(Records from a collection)
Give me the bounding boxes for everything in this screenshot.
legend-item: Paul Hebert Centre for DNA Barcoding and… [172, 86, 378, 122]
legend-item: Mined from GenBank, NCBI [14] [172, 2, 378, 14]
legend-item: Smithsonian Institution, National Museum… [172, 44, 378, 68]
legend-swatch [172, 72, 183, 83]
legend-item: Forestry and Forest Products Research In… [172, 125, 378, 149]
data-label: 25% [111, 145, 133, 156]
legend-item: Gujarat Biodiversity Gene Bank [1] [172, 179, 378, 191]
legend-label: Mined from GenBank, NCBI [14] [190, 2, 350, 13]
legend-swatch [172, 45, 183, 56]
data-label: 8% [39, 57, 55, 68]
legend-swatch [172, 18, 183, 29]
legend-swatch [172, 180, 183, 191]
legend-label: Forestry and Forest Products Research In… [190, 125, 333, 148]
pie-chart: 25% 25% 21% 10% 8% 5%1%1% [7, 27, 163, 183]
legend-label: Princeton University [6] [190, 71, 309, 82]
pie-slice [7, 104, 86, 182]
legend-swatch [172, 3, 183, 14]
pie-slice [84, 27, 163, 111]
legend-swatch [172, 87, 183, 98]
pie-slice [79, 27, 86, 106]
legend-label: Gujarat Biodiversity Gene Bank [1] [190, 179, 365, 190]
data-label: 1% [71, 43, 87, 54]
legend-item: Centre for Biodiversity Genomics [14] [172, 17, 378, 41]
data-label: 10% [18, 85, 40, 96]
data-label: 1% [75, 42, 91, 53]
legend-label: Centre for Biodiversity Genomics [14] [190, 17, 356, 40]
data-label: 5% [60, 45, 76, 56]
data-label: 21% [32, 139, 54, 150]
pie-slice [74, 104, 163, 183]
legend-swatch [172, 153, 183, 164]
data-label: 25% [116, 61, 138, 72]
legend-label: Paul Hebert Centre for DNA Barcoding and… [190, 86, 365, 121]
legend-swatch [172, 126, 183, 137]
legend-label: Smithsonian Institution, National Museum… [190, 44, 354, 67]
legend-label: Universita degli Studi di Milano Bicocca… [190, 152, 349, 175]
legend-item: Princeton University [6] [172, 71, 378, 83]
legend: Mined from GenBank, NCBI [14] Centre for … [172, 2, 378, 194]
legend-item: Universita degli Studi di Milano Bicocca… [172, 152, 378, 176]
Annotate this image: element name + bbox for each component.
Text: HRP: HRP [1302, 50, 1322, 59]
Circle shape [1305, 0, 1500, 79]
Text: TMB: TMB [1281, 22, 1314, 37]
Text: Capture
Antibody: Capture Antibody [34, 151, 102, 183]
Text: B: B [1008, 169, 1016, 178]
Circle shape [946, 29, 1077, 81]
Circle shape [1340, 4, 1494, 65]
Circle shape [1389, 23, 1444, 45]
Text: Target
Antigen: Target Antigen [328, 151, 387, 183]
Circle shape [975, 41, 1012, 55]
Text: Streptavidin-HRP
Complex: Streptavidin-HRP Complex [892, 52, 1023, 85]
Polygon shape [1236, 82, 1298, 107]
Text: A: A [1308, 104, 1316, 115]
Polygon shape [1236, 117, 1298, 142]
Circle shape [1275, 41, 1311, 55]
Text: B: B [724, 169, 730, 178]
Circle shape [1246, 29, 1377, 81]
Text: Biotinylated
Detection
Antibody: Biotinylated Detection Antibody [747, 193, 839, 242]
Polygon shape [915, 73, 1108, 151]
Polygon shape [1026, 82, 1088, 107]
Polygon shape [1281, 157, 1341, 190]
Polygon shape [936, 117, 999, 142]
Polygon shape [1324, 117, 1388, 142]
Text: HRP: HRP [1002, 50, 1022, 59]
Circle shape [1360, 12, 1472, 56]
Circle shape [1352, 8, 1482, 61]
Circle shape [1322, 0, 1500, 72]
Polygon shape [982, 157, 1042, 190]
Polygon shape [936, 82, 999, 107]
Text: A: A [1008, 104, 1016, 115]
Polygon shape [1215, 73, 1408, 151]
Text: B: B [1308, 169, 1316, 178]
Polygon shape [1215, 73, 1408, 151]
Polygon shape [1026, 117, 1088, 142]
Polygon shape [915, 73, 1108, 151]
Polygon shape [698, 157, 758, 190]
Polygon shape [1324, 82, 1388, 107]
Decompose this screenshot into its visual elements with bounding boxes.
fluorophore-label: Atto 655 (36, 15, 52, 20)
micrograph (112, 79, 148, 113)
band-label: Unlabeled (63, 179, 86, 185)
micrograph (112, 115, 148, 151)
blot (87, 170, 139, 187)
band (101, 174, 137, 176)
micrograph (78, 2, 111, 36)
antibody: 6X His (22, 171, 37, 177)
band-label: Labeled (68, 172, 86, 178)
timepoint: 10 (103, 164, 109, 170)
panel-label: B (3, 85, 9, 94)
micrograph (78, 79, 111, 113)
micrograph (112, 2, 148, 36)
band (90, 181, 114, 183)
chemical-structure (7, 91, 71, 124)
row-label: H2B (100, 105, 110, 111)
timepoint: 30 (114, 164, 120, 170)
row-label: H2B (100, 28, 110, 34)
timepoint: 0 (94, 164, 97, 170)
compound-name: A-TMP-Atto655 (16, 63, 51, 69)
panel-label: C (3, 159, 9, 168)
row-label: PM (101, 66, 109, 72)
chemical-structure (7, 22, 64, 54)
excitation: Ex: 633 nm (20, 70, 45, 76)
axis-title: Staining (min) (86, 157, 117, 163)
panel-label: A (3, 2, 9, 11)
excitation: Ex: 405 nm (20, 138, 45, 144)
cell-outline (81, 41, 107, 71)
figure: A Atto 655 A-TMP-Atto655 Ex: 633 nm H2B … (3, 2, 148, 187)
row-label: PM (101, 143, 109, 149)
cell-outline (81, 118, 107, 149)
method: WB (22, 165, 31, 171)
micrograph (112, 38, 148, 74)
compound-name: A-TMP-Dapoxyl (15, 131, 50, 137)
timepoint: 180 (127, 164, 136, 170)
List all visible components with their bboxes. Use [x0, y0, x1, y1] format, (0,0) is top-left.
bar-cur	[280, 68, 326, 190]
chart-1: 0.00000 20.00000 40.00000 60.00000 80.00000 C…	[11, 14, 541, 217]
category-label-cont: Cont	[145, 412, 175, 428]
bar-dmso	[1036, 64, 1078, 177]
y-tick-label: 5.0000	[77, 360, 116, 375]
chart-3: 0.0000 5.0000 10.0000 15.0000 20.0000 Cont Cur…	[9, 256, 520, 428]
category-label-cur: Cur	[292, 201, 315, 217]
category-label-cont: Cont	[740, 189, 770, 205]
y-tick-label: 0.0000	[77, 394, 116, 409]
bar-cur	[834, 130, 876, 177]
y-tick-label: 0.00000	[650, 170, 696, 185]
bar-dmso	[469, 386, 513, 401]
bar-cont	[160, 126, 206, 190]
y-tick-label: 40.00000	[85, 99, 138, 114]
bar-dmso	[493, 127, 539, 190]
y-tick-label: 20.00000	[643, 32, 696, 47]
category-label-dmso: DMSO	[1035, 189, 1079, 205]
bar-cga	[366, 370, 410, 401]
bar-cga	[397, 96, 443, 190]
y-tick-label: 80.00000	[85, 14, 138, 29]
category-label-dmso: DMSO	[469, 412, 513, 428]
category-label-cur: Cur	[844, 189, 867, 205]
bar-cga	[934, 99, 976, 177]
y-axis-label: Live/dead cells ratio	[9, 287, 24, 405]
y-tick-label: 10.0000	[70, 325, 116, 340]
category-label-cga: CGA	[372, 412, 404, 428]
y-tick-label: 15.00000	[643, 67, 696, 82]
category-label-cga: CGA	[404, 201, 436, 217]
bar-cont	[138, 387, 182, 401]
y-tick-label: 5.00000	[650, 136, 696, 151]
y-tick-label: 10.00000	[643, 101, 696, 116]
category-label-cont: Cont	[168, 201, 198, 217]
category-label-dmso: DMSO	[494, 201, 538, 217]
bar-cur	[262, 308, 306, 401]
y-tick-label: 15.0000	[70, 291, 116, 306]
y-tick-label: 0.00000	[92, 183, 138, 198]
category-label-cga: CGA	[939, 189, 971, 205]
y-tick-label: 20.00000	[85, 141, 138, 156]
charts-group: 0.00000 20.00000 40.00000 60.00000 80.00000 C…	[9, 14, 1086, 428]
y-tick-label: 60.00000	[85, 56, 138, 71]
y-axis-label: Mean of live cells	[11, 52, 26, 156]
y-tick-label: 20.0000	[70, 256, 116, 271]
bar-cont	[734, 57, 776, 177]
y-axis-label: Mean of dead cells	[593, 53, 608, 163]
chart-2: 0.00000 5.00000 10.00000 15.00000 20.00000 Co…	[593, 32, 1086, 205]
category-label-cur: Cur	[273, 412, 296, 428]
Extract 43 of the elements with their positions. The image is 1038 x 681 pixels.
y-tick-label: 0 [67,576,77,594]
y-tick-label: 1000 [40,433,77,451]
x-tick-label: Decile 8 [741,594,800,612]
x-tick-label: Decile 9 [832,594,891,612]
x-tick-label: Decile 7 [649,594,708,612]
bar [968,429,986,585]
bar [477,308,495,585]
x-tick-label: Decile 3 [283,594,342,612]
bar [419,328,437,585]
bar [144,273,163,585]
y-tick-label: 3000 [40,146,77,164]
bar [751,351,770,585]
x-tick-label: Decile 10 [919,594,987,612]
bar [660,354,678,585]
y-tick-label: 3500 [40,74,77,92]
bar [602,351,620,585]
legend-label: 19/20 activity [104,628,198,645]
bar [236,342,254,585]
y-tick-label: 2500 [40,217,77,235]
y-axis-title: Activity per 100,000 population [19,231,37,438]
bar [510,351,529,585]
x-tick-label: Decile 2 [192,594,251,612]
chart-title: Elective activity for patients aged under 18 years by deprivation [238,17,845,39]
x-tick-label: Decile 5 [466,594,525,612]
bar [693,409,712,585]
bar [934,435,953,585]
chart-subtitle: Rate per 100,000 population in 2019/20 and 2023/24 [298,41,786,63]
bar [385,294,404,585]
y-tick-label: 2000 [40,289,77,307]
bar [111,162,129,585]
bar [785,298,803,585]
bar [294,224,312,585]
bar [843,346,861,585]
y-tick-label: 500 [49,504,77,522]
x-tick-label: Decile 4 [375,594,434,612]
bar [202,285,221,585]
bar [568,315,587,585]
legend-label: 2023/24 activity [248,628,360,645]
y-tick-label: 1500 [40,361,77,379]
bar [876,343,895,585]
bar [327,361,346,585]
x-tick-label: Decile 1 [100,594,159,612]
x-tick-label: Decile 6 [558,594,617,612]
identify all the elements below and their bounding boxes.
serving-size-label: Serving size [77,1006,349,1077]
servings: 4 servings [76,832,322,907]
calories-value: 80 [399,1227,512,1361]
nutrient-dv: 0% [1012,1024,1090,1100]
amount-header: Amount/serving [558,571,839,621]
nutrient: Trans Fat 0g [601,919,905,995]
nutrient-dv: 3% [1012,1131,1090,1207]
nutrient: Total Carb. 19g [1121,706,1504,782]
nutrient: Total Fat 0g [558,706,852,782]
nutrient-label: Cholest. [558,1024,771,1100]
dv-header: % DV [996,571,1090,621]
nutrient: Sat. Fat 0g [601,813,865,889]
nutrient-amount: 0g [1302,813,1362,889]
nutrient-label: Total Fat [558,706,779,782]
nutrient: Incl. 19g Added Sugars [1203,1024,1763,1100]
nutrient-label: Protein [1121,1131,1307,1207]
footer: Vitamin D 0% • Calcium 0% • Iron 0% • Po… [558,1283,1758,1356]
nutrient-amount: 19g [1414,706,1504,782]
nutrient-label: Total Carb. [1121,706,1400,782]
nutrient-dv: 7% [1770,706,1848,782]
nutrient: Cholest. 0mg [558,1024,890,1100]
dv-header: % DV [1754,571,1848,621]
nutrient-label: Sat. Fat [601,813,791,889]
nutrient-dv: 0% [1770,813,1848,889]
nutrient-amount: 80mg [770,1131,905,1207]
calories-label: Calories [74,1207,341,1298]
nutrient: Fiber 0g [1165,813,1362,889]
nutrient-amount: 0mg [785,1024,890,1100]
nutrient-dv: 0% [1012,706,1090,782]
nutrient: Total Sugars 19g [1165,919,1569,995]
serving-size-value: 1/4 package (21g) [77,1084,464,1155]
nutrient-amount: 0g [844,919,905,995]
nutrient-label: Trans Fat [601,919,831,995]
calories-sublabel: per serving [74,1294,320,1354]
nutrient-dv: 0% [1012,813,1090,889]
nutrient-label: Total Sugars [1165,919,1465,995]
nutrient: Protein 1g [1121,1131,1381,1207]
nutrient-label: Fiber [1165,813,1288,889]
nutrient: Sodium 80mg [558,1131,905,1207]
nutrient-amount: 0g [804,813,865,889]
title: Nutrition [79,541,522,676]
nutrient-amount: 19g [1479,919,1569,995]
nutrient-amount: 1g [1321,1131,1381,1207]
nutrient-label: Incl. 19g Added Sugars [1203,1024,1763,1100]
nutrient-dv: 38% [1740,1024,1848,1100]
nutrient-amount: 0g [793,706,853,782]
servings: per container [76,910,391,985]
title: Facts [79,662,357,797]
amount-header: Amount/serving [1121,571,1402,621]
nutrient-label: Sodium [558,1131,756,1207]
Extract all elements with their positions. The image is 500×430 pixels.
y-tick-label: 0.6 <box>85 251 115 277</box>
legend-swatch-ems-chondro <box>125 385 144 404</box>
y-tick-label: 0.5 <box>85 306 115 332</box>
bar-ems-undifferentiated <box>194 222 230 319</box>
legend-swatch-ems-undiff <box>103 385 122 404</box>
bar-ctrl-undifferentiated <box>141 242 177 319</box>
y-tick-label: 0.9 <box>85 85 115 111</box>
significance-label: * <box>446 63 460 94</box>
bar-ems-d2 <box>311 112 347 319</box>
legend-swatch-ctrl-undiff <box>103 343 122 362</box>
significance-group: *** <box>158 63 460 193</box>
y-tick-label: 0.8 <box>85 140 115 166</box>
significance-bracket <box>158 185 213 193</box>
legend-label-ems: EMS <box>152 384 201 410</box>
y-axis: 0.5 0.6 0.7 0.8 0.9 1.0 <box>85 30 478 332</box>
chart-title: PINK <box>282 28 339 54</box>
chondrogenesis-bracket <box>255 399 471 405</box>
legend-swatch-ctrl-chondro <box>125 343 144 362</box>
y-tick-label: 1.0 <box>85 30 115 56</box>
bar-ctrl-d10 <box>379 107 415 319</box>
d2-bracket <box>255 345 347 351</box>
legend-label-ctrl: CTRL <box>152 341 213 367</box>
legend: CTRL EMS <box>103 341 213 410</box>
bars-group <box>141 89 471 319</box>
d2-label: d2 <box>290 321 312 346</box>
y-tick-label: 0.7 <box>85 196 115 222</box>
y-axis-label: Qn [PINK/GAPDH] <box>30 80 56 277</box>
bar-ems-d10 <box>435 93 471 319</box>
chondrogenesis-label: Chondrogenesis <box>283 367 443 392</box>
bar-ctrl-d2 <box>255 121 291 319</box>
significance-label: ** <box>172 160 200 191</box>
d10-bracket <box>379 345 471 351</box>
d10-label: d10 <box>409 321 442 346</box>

▶ _TRY IT_
Copy every line above in which the string "swatch" shows up.

▶ _ANSWER AREA_
legend-swatch [172, 72, 183, 83]
legend-swatch [172, 45, 183, 56]
legend-swatch [172, 18, 183, 29]
legend-swatch [172, 180, 183, 191]
legend-swatch [172, 3, 183, 14]
legend-swatch [172, 87, 183, 98]
legend-swatch [172, 153, 183, 164]
legend-swatch [172, 126, 183, 137]
legend-swatch-ems-chondro <box>125 385 144 404</box>
legend-swatch-ems-undiff <box>103 385 122 404</box>
legend-swatch-ctrl-undiff <box>103 343 122 362</box>
legend-swatch-ctrl-chondro <box>125 343 144 362</box>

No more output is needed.